Given request: Restate the records below word for word.

Supplied records:
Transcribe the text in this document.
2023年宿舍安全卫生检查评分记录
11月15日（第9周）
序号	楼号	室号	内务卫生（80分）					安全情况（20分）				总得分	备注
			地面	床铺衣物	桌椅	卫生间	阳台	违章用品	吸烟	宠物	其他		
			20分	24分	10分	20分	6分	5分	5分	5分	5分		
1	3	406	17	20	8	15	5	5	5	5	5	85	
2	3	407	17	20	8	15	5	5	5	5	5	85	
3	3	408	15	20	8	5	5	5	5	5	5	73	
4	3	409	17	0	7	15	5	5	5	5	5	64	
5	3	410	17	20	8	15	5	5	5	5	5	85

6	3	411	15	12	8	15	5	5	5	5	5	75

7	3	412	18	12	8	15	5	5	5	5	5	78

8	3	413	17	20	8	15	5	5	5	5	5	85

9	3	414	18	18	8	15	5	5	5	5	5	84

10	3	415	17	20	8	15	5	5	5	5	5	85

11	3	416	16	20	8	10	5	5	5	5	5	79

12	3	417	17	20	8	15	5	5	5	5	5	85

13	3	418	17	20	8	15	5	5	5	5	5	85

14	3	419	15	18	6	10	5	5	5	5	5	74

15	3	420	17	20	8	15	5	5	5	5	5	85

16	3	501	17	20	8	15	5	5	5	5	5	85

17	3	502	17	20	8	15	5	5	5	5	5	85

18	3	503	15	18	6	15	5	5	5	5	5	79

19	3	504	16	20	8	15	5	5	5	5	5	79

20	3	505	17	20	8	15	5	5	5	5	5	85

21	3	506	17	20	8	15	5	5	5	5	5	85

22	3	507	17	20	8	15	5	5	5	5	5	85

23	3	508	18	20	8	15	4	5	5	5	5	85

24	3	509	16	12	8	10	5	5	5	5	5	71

Final result:
Transcribe the text in this document.
2023年宿舍安全卫生检查评分记录
11月15日（第9周）
序号	楼号	室号	内务卫生（80分）					安全情况（20分）				总得分	备注
			地面	床铺衣物	桌椅	卫生间	阳台	违章用品	吸烟	宠物	其他		
			20分	24分	10分	20分	6分	5分	5分	5分	5分		
1	3	406	17	20	8	15	5	5	5	5	5	85	
2	3	407	17	20	8	15	5	5	5	5	5	85	
3	3	408	15	20	8	5	5	5	5	5	5	73	
4	3	409	17	0	7	15	5	5	5	5	5	64	
5	3	410	17	20	8	15	5	5	5	5	5	85

6	3	411	15	12	8	15	5	5	5	5	5	75

7	3	412	18	12	8	15	5	5	5	5	5	78

8	3	413	17	20	8	15	5	5	5	5	5	85

9	3	414	18	18	8	15	5	5	5	5	5	84

10	3	415	17	20	8	15	5	5	5	5	5	85

11	3	416	16	20	8	10	5	5	5	5	5	79

12	3	417	17	20	8	15	5	5	5	5	5	85

13	3	418	17	20	8	15	5	5	5	5	5	85

14	3	419	15	18	6	10	5	5	5	5	5	74

15	3	420	17	20	8	15	5	5	5	5	5	85

16	3	501	17	20	8	15	5	5	5	5	5	85

17	3	502	17	20	8	15	5	5	5	5	5	85

18	3	503	15	18	6	15	5	5	5	5	5	79

19	3	504	16	20	8	15	5	5	5	5	5	79

20	3	505	17	20	8	15	5	5	5	5	5	85

21	3	506	17	20	8	15	5	5	5	5	5	85

22	3	507	17	20	8	15	5	5	5	5	5	85

23	3	508	18	20	8	15	4	5	5	5	5	85

24	3	509	16	12	8	10	5	5	5	5	5	71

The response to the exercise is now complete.